───── DATA SECTION

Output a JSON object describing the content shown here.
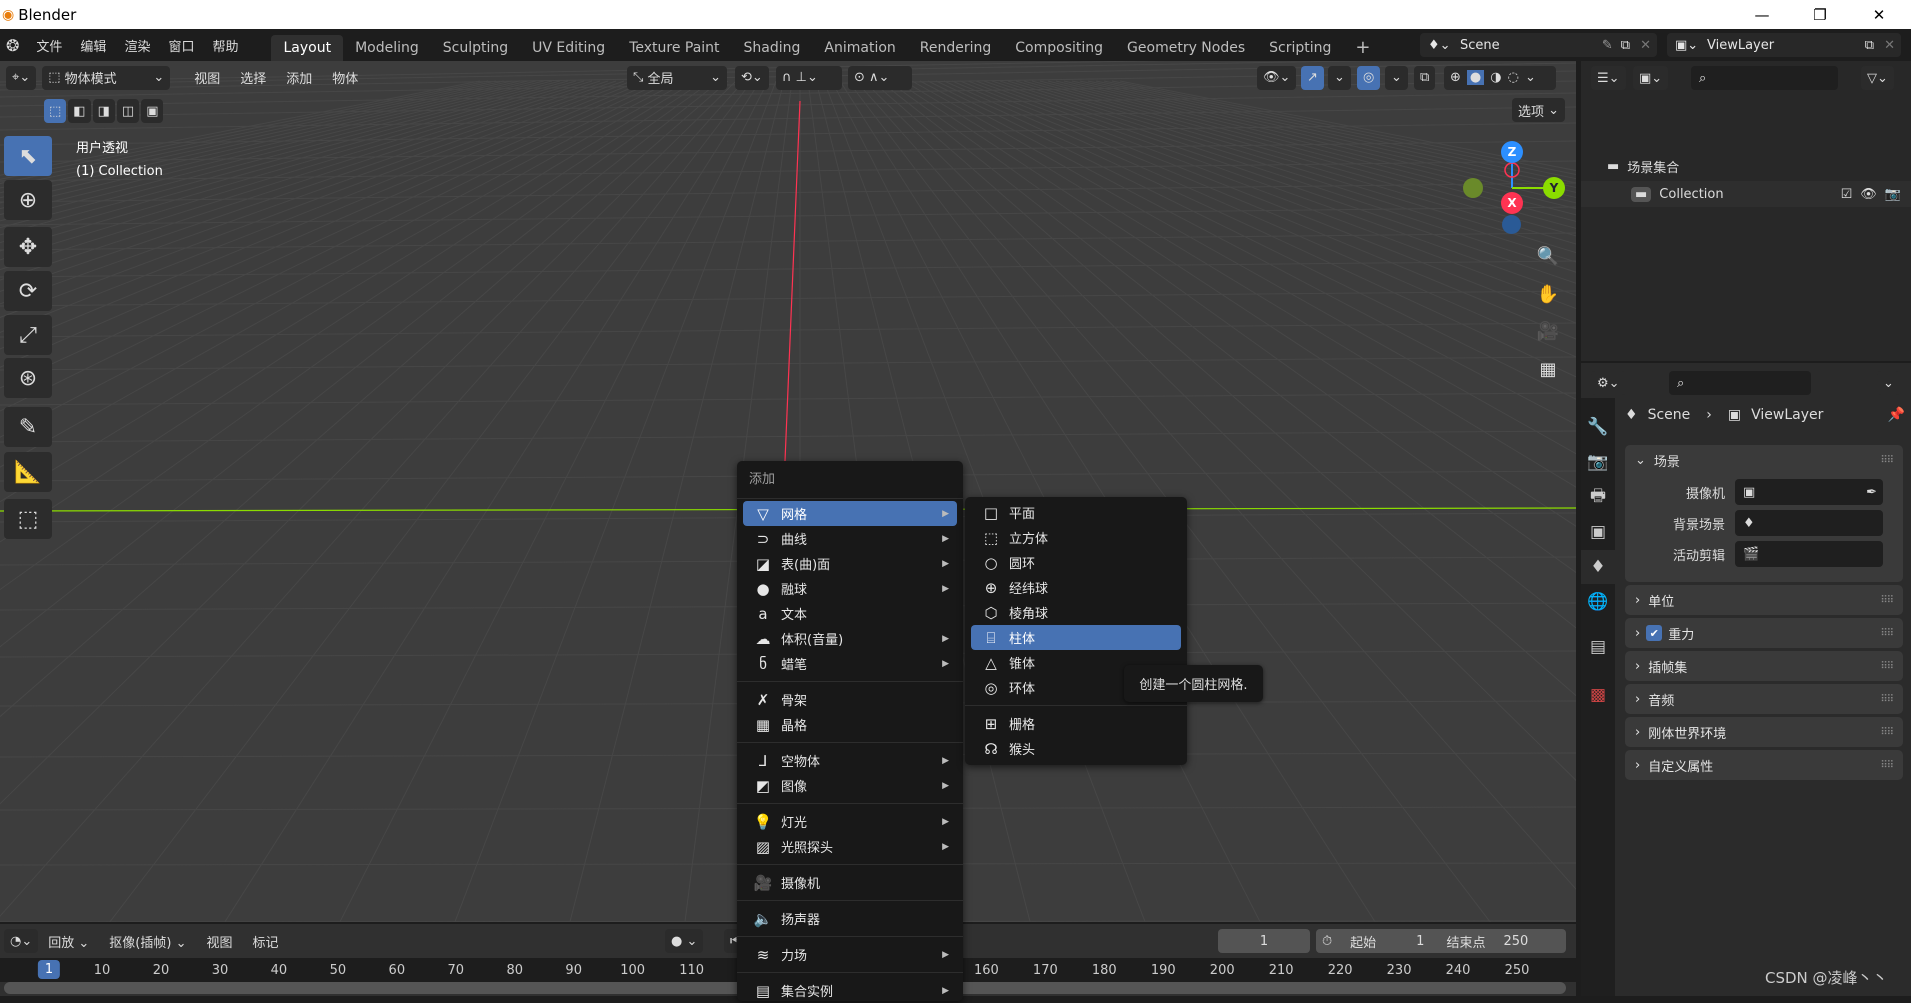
{
  "window": {
    "title": "Blender",
    "minimize": "—",
    "restore": "❐",
    "close": "✕"
  },
  "menubar": {
    "items": [
      "文件",
      "编辑",
      "渲染",
      "窗口",
      "帮助"
    ]
  },
  "workspaces": {
    "tabs": [
      "Layout",
      "Modeling",
      "Sculpting",
      "UV Editing",
      "Texture Paint",
      "Shading",
      "Animation",
      "Rendering",
      "Compositing",
      "Geometry Nodes",
      "Scripting"
    ],
    "active": "Layout",
    "add": "+"
  },
  "scene": {
    "name": "Scene",
    "view_layer": "ViewLayer"
  },
  "viewport_header": {
    "mode": "物体模式",
    "menus": [
      "视图",
      "选择",
      "添加",
      "物体"
    ],
    "orientation": "全局",
    "options": "选项"
  },
  "viewport": {
    "perspective": "用户透视",
    "collection": "(1) Collection",
    "gizmo": {
      "z": "Z",
      "y": "Y",
      "x": "X"
    }
  },
  "outliner": {
    "scene_collection": "场景集合",
    "collection": "Collection"
  },
  "properties": {
    "breadcrumb": {
      "scene": "Scene",
      "view_layer": "ViewLayer"
    },
    "scene_panel": {
      "title": "场景",
      "fields": [
        "摄像机",
        "背景场景",
        "活动剪辑"
      ]
    },
    "panels": [
      "单位",
      "重力",
      "插帧集",
      "音频",
      "刚体世界环境",
      "自定义属性"
    ],
    "gravity_enabled": true
  },
  "timeline": {
    "menus": [
      "回放",
      "抠像(插帧)",
      "视图",
      "标记"
    ],
    "current_frame": "1",
    "start_label": "起始",
    "start": "1",
    "end_label": "结束点",
    "end": "250",
    "frame_ticks": [
      "1",
      "10",
      "20",
      "30",
      "40",
      "50",
      "60",
      "70",
      "80",
      "90",
      "100",
      "110",
      "160",
      "170",
      "180",
      "190",
      "200",
      "210",
      "220",
      "230",
      "240",
      "250"
    ]
  },
  "add_menu": {
    "title": "添加",
    "groups": [
      [
        {
          "label": "网格",
          "icon": "▽",
          "sub": true,
          "hl": true
        },
        {
          "label": "曲线",
          "icon": "⊃",
          "sub": true
        },
        {
          "label": "表(曲)面",
          "icon": "◪",
          "sub": true
        },
        {
          "label": "融球",
          "icon": "●",
          "sub": true
        },
        {
          "label": "文本",
          "icon": "a",
          "sub": false
        },
        {
          "label": "体积(音量)",
          "icon": "☁",
          "sub": true
        },
        {
          "label": "蜡笔",
          "icon": "ნ",
          "sub": true
        }
      ],
      [
        {
          "label": "骨架",
          "icon": "✗",
          "sub": false
        },
        {
          "label": "晶格",
          "icon": "▦",
          "sub": false
        }
      ],
      [
        {
          "label": "空物体",
          "icon": "⅃",
          "sub": true
        },
        {
          "label": "图像",
          "icon": "◩",
          "sub": true
        }
      ],
      [
        {
          "label": "灯光",
          "icon": "💡",
          "sub": true
        },
        {
          "label": "光照探头",
          "icon": "▨",
          "sub": true
        }
      ],
      [
        {
          "label": "摄像机",
          "icon": "🎥",
          "sub": false
        }
      ],
      [
        {
          "label": "扬声器",
          "icon": "🔈",
          "sub": false
        }
      ],
      [
        {
          "label": "力场",
          "icon": "≋",
          "sub": true
        }
      ],
      [
        {
          "label": "集合实例",
          "icon": "▤",
          "sub": true
        }
      ]
    ]
  },
  "mesh_submenu": {
    "groups": [
      [
        {
          "label": "平面",
          "icon": "□"
        },
        {
          "label": "立方体",
          "icon": "⬚"
        },
        {
          "label": "圆环",
          "icon": "○"
        },
        {
          "label": "经纬球",
          "icon": "⊕"
        },
        {
          "label": "棱角球",
          "icon": "⬡"
        },
        {
          "label": "柱体",
          "icon": "⌸",
          "hl": true
        },
        {
          "label": "锥体",
          "icon": "△"
        },
        {
          "label": "环体",
          "icon": "◎"
        }
      ],
      [
        {
          "label": "栅格",
          "icon": "⊞"
        },
        {
          "label": "猴头",
          "icon": "☊"
        }
      ]
    ]
  },
  "tooltip": "创建一个圆柱网格.",
  "watermark": "CSDN @凌峰丶丶",
  "colors": {
    "accent": "#4772b3",
    "x_axis": "#ff3352",
    "y_axis": "#8bdc00",
    "z_axis": "#2c8fff",
    "viewport_bg": "#3d3d3d"
  }
}
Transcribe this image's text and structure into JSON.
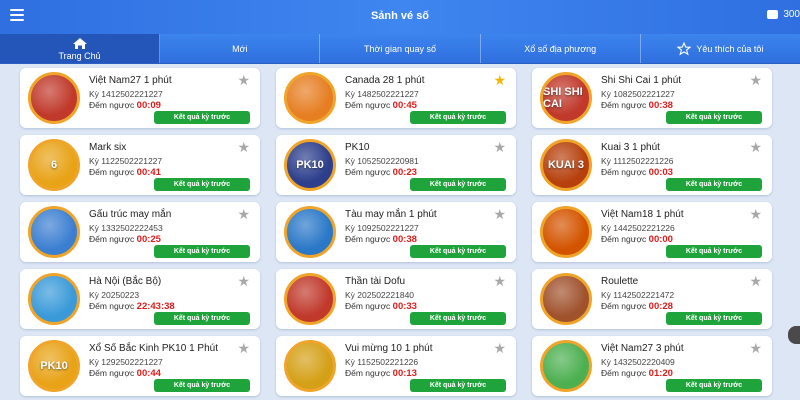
{
  "header": {
    "title": "Sảnh vé số",
    "balance": "300"
  },
  "tabs": [
    {
      "label": "Trang Chủ",
      "icon": "home-icon"
    },
    {
      "label": "Mới"
    },
    {
      "label": "Thời gian quay số"
    },
    {
      "label": "Xổ số địa phương"
    },
    {
      "label": "Yêu thích của tôi",
      "icon": "star-outline-icon"
    }
  ],
  "labels": {
    "period_prefix": "Kỳ",
    "countdown_prefix": "Đếm ngược",
    "prev_results_button": "Kết quả kỳ trước"
  },
  "games": [
    {
      "name": "Việt Nam27 1 phút",
      "period": "1412502221227",
      "countdown": "00:09",
      "favorite": false,
      "icon_text": "",
      "icon_color": "#c0392b"
    },
    {
      "name": "Canada 28 1 phút",
      "period": "1482502221227",
      "countdown": "00:45",
      "favorite": true,
      "icon_text": "",
      "icon_color": "#e67e22"
    },
    {
      "name": "Shi Shi Cai 1 phút",
      "period": "1082502221227",
      "countdown": "00:38",
      "favorite": false,
      "icon_text": "SHI SHI CAI",
      "icon_color": "#c0392b"
    },
    {
      "name": "Mark six",
      "period": "1122502221227",
      "countdown": "00:41",
      "favorite": false,
      "icon_text": "6",
      "icon_color": "#e8a317"
    },
    {
      "name": "PK10",
      "period": "1052502220981",
      "countdown": "00:23",
      "favorite": false,
      "icon_text": "PK10",
      "icon_color": "#2c3e8c"
    },
    {
      "name": "Kuai 3 1 phút",
      "period": "1112502221226",
      "countdown": "00:03",
      "favorite": false,
      "icon_text": "KUAI 3",
      "icon_color": "#b7410e"
    },
    {
      "name": "Gấu trúc may mắn",
      "period": "1332502222453",
      "countdown": "00:25",
      "favorite": false,
      "icon_text": "",
      "icon_color": "#3c7fd1"
    },
    {
      "name": "Tàu may mắn 1 phút",
      "period": "1092502221227",
      "countdown": "00:38",
      "favorite": false,
      "icon_text": "",
      "icon_color": "#2a78c8"
    },
    {
      "name": "Việt Nam18 1 phút",
      "period": "1442502221226",
      "countdown": "00:00",
      "favorite": false,
      "icon_text": "",
      "icon_color": "#d35400"
    },
    {
      "name": "Hà Nội (Bắc Bộ)",
      "period": "20250223",
      "countdown": "22:43:38",
      "favorite": false,
      "icon_text": "",
      "icon_color": "#3a9ad9"
    },
    {
      "name": "Thần tài Dofu",
      "period": "202502221840",
      "countdown": "00:33",
      "favorite": false,
      "icon_text": "",
      "icon_color": "#c0392b"
    },
    {
      "name": "Roulette",
      "period": "1142502221472",
      "countdown": "00:28",
      "favorite": false,
      "icon_text": "",
      "icon_color": "#a0522d"
    },
    {
      "name": "Xổ Số Bắc Kinh PK10 1 Phút",
      "period": "1292502221227",
      "countdown": "00:44",
      "favorite": false,
      "icon_text": "PK10",
      "icon_color": "#e8a317"
    },
    {
      "name": "Vui mừng 10 1 phút",
      "period": "1152502221226",
      "countdown": "00:13",
      "favorite": false,
      "icon_text": "",
      "icon_color": "#d4a017"
    },
    {
      "name": "Việt Nam27 3 phút",
      "period": "1432502220409",
      "countdown": "01:20",
      "favorite": false,
      "icon_text": "",
      "icon_color": "#4caf50"
    }
  ]
}
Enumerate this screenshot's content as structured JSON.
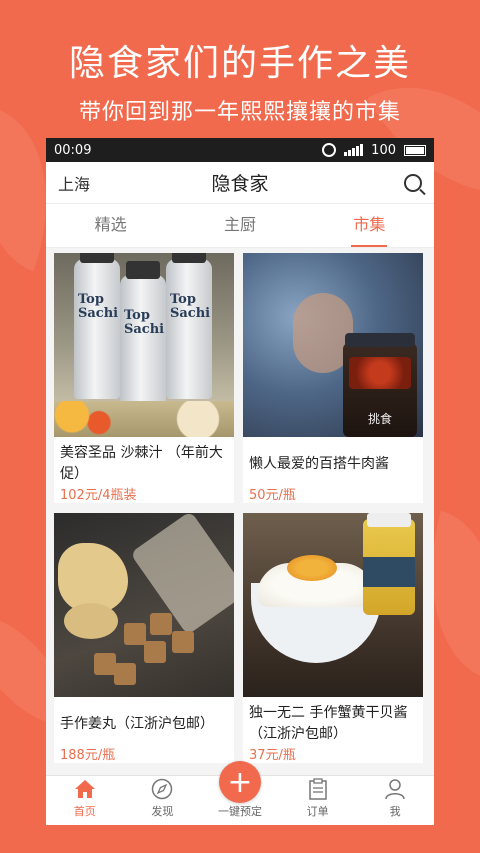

──────────

- **WHAT THIS TASK INVOLVES**:
Read through the data and copy every line where "content" shows up.

- **ANSWER TO THE EXERCISE**:
Output a JSON object describing the content shown here.
Enumerate this screenshot's content as structured JSON.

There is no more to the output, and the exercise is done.